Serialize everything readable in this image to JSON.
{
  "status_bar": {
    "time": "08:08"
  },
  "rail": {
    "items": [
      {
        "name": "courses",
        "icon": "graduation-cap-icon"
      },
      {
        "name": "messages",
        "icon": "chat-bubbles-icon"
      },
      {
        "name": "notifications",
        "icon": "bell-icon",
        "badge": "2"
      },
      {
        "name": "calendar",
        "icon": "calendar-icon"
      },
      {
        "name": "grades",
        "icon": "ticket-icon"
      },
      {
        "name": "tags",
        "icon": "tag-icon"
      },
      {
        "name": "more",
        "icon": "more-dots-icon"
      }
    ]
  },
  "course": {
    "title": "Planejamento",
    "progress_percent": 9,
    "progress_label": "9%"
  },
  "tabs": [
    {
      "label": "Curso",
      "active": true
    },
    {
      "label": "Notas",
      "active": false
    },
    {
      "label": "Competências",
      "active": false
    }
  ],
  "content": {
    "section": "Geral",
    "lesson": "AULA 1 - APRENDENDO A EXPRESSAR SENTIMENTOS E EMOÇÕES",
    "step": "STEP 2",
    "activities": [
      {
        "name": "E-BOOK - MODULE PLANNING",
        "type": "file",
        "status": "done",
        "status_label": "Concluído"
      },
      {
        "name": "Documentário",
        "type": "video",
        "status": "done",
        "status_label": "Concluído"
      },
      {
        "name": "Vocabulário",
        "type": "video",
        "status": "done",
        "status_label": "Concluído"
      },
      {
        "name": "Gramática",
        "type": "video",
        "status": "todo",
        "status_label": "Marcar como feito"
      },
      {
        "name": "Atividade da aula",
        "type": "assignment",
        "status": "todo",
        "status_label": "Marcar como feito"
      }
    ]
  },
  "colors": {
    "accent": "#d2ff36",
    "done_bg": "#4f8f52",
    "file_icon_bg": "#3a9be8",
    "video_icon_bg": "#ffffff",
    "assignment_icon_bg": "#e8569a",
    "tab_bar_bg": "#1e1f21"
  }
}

◆ ◆ ◆ ◆

Give the entries once more, exactly as they appear.

Serialize everything readable in this image to JSON.
{
  "status_bar": {
    "time": "08:08"
  },
  "rail": {
    "items": [
      {
        "name": "courses",
        "icon": "graduation-cap-icon"
      },
      {
        "name": "messages",
        "icon": "chat-bubbles-icon"
      },
      {
        "name": "notifications",
        "icon": "bell-icon",
        "badge": "2"
      },
      {
        "name": "calendar",
        "icon": "calendar-icon"
      },
      {
        "name": "grades",
        "icon": "ticket-icon"
      },
      {
        "name": "tags",
        "icon": "tag-icon"
      },
      {
        "name": "more",
        "icon": "more-dots-icon"
      }
    ]
  },
  "course": {
    "title": "Planejamento",
    "progress_percent": 9,
    "progress_label": "9%"
  },
  "tabs": [
    {
      "label": "Curso",
      "active": true
    },
    {
      "label": "Notas",
      "active": false
    },
    {
      "label": "Competências",
      "active": false
    }
  ],
  "content": {
    "section": "Geral",
    "lesson": "AULA 1 - APRENDENDO A EXPRESSAR SENTIMENTOS E EMOÇÕES",
    "step": "STEP 2",
    "activities": [
      {
        "name": "E-BOOK - MODULE PLANNING",
        "type": "file",
        "status": "done",
        "status_label": "Concluído"
      },
      {
        "name": "Documentário",
        "type": "video",
        "status": "done",
        "status_label": "Concluído"
      },
      {
        "name": "Vocabulário",
        "type": "video",
        "status": "done",
        "status_label": "Concluído"
      },
      {
        "name": "Gramática",
        "type": "video",
        "status": "todo",
        "status_label": "Marcar como feito"
      },
      {
        "name": "Atividade da aula",
        "type": "assignment",
        "status": "todo",
        "status_label": "Marcar como feito"
      }
    ]
  },
  "colors": {
    "accent": "#d2ff36",
    "done_bg": "#4f8f52",
    "file_icon_bg": "#3a9be8",
    "video_icon_bg": "#ffffff",
    "assignment_icon_bg": "#e8569a",
    "tab_bar_bg": "#1e1f21"
  }
}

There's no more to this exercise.